**GIVEN TASK**
Copy each line below in which the word "link" occurs.

━━━━━ EXERCISE INPUT ━━━━━

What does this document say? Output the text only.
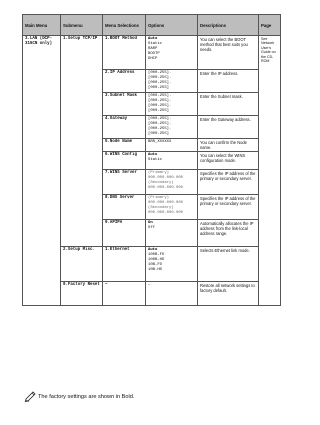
Main Menu	Submenu	Menu Selections	Options	Descriptions	Page
3.LAN (DCP-315CN only)	1.Setup TCP/IP	1.BOOT Method	Auto
Static
RARP
BOOTP
DHCP	You can select the BOOT method that best suits you needs.	See Network User's Guide on the CD-ROM
		2.IP Address	[000-255].
[000-255].
[000-255].
[000-255]	Enter the IP address.	
		3.Subnet Mask	[000-255].
[000-255].
[000-255].
[000-255]	Enter the Subnet mask.	
		4.Gateway	[000-255].
[000-255].
[000-255].
[000-255]	Enter the Gateway address.	
		5.Node Name	BRN_XXXXXX	You can confirm the Node name.	
		6.WINS Config	Auto
Static	You can select the WINS configuration mode.	
		7.WINS Server	(Primary)
000.000.000.000
(Secondary)
000.000.000.000	Specifies the IP address of the primary or secondary server.	
		8.DNS Server	(Primary)
000.000.000.000
(Secondary)
000.000.000.000	Specifies the IP address of the primary or secondary server.	
		9.APIPA	On
Off	Automatically allocates the IP address from the link-local address range.	
	2.Setup Misc.	1.Ethernet	Auto
100B-FD
100B-HD
10B-FD
10B-HD	Selects Ethernet link mode.	
	0.Factory Reset	—	—	Restore all network settings to factory default.	
The factory settings are shown in Bold.
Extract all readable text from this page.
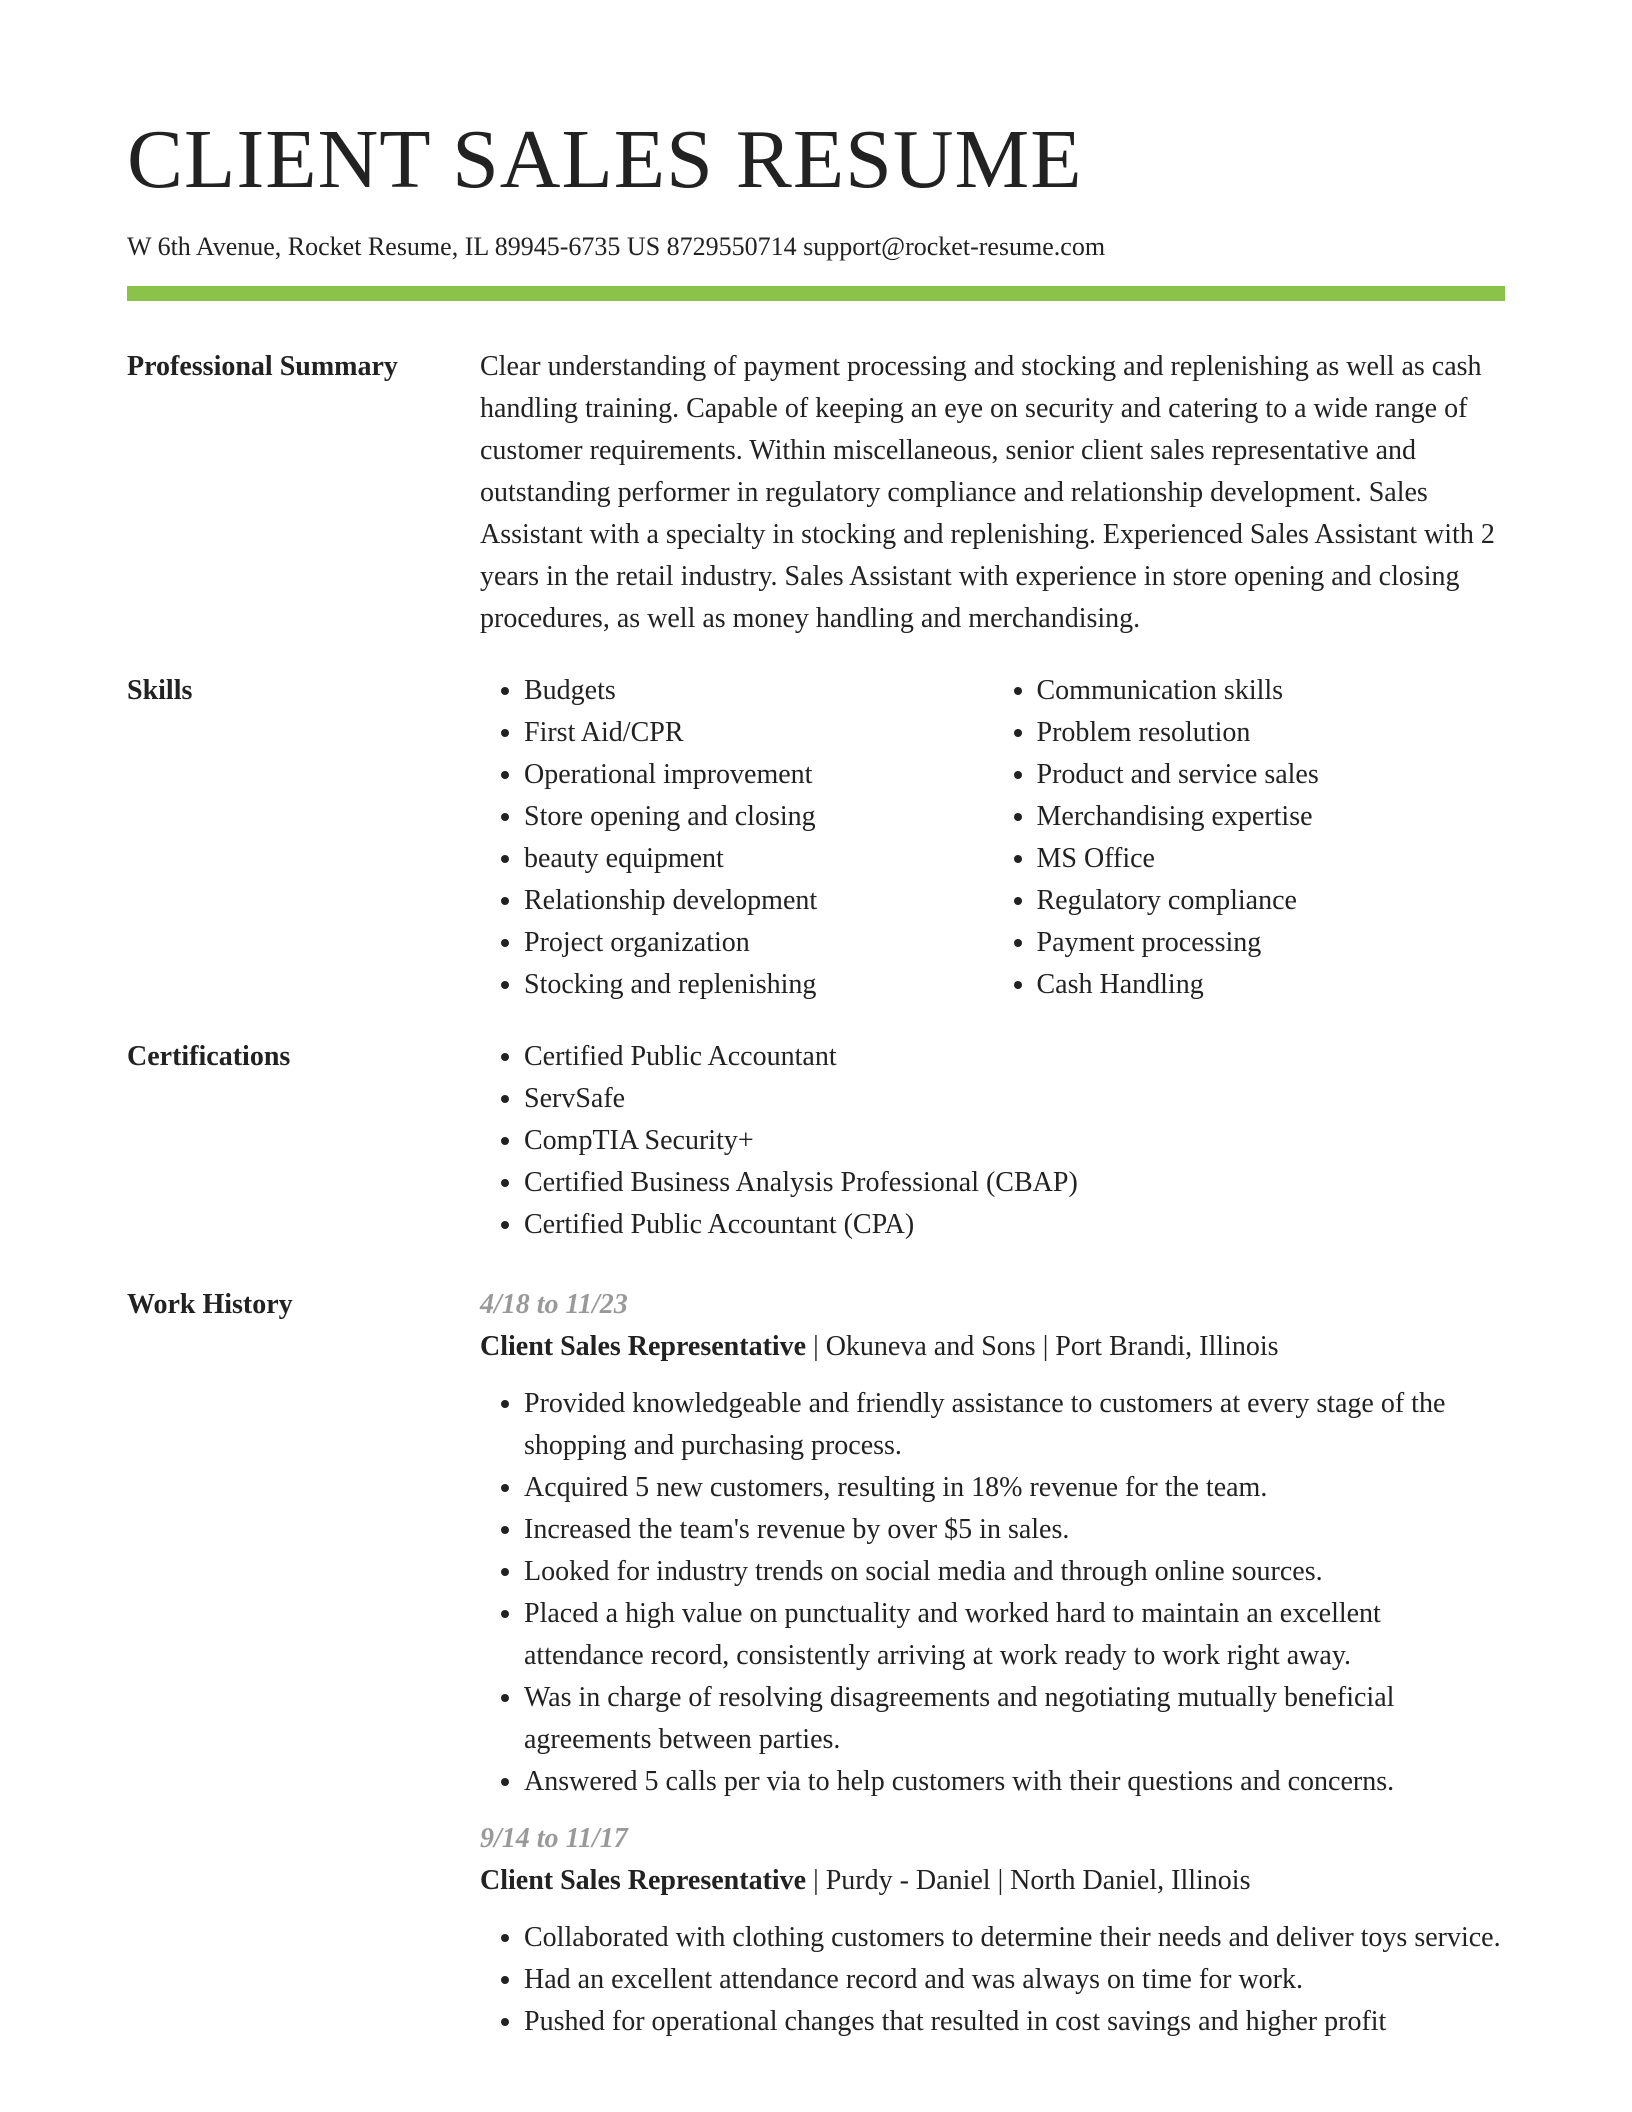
CLIENT SALES RESUME
W 6th Avenue, Rocket Resume, IL 89945-6735 US 8729550714 support@rocket-resume.com
Professional Summary	Clear understanding of payment processing and stocking and replenishing as well as cash handling training. Capable of keeping an eye on security and catering to a wide range of customer requirements. Within miscellaneous, senior client sales representative and outstanding performer in regulatory compliance and relationship development. Sales Assistant with a specialty in stocking and replenishing. Experienced Sales Assistant with 2 years in the retail industry. Sales Assistant with experience in store opening and closing procedures, as well as money handling and merchandising.

Skills	• Budgets
• First Aid/CPR
• Operational improvement
• Store opening and closing
• beauty equipment
• Relationship development
• Project organization
• Stocking and replenishing
• Communication skills
• Problem resolution
• Product and service sales
• Merchandising expertise
• MS Office
• Regulatory compliance
• Payment processing
• Cash Handling
Certifications	• Certified Public Accountant
• ServSafe
• CompTIA Security+
• Certified Business Analysis Professional (CBAP)
• Certified Public Accountant (CPA)
Work History	4/18 to 11/23

Client Sales Representative | Okuneva and Sons | Port Brandi, Illinois

• Provided knowledgeable and friendly assistance to customers at every stage of the shopping and purchasing process.
• Acquired 5 new customers, resulting in 18% revenue for the team.
• Increased the team's revenue by over $5 in sales.
• Looked for industry trends on social media and through online sources.
• Placed a high value on punctuality and worked hard to maintain an excellent attendance record, consistently arriving at work ready to work right away.
• Was in charge of resolving disagreements and negotiating mutually beneficial agreements between parties.
• Answered 5 calls per via to help customers with their questions and concerns.

9/14 to 11/17

Client Sales Representative | Purdy - Daniel | North Daniel, Illinois

• Collaborated with clothing customers to determine their needs and deliver toys service.
• Had an excellent attendance record and was always on time for work.
• Pushed for operational changes that resulted in cost savings and higher profit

━━━━━

**TASK OUTPUT**
Off	Automatically allocates the IP address from the link-local address range.	
10B-HD	Selects Ethernet link mode.	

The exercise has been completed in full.